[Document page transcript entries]
——————————
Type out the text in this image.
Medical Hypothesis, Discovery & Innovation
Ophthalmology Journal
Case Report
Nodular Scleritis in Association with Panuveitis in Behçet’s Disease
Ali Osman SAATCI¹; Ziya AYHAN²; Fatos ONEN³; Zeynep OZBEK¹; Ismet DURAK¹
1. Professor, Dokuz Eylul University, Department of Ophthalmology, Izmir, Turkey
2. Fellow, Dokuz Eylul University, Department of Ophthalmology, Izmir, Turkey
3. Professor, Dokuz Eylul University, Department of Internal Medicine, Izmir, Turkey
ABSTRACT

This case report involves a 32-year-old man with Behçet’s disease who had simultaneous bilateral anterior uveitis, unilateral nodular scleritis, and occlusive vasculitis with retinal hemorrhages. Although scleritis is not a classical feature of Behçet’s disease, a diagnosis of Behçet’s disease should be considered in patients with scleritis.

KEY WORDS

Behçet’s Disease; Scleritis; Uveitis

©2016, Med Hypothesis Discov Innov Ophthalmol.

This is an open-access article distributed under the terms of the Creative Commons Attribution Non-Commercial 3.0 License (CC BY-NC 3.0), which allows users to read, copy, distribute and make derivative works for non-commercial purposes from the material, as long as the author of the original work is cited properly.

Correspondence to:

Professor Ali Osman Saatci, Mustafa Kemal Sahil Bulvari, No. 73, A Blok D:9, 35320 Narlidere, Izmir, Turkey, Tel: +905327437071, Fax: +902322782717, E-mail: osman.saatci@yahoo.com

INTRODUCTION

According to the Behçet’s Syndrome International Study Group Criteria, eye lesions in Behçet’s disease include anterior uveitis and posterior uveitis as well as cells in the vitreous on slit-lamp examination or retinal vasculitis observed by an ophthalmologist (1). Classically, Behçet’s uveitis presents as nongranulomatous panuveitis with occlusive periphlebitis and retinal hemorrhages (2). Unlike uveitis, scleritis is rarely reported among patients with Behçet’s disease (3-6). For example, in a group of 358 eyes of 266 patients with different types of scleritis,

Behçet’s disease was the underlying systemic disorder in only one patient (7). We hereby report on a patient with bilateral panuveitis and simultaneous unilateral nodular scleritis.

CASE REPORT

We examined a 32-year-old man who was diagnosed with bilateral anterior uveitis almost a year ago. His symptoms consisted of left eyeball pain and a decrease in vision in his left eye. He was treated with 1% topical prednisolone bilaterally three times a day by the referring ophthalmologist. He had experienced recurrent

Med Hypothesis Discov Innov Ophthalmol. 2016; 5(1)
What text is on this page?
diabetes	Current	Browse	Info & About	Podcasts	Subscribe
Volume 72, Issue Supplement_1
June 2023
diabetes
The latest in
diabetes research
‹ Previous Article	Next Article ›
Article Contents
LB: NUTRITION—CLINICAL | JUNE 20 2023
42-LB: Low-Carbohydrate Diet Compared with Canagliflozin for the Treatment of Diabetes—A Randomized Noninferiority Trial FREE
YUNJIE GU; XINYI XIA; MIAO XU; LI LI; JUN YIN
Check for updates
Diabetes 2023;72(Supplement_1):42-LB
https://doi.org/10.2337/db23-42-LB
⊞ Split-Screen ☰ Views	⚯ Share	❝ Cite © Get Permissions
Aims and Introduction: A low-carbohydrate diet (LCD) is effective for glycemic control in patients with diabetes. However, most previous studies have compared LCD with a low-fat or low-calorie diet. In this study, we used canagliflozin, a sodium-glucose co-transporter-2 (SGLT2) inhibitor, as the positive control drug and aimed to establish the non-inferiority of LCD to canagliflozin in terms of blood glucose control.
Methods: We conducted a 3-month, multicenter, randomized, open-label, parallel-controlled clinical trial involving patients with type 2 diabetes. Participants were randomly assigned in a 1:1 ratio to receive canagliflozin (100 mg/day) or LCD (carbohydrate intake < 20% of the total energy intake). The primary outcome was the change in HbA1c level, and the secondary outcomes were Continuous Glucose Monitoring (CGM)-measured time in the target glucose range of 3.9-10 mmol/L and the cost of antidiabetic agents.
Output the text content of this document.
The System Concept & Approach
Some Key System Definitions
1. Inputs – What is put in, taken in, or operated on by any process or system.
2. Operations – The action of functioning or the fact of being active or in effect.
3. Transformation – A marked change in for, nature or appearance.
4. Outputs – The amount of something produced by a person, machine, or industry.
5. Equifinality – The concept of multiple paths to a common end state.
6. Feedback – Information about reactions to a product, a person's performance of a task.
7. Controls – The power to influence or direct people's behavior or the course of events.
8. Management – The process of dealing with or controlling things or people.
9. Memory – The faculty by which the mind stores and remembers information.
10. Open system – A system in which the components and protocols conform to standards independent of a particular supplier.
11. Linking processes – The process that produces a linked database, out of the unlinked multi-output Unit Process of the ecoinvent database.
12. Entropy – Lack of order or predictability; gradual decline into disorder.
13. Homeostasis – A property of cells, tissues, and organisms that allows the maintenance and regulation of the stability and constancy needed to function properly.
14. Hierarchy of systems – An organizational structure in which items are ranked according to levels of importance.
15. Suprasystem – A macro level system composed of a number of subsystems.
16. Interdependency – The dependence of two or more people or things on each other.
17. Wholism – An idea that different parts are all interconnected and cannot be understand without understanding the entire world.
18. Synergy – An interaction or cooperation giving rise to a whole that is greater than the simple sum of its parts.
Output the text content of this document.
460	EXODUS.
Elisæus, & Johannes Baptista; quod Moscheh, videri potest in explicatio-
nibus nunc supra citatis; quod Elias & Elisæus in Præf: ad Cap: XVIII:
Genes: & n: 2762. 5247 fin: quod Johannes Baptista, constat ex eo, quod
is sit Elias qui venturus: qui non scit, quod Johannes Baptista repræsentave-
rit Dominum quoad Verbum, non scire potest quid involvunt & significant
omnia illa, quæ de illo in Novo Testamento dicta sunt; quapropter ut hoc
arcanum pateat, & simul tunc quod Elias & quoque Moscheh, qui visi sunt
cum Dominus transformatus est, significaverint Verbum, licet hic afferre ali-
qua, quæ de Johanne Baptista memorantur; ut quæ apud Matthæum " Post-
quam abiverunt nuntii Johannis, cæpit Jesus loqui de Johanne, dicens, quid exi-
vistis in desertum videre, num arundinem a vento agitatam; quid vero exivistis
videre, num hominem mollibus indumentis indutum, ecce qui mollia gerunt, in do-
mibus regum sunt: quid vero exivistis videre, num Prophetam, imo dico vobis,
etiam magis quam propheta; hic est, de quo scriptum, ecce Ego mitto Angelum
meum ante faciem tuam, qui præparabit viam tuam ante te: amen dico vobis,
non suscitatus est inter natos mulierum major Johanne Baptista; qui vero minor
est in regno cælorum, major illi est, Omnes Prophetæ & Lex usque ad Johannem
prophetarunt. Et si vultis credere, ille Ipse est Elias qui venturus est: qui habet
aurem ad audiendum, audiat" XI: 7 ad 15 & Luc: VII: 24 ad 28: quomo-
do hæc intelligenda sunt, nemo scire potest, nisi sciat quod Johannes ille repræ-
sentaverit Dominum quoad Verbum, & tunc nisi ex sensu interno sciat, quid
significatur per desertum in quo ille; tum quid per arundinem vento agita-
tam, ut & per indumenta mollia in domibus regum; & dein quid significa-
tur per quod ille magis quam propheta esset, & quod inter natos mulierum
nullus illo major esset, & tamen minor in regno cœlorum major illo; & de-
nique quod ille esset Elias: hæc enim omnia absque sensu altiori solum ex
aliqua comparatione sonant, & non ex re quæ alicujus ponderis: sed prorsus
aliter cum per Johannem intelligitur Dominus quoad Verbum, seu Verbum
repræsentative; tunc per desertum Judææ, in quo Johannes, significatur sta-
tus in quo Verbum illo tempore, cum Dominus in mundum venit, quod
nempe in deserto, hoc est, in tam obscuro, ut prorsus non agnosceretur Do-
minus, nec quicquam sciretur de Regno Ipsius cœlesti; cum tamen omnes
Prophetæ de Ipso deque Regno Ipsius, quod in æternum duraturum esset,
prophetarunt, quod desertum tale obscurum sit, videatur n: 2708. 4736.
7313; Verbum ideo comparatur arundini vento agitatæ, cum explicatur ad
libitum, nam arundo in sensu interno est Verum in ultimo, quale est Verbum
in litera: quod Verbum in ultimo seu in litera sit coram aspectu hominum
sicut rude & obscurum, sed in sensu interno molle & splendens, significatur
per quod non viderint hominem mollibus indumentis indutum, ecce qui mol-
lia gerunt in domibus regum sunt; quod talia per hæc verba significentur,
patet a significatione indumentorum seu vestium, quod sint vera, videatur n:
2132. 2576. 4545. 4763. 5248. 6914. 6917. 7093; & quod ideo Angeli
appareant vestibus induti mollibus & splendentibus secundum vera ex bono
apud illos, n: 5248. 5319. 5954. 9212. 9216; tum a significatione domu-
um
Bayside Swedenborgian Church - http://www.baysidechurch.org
——————————
• [Work task]
With "dico" as the string to look for, count the matching lines in the entries above and report only the number.

• [Result for this task]
2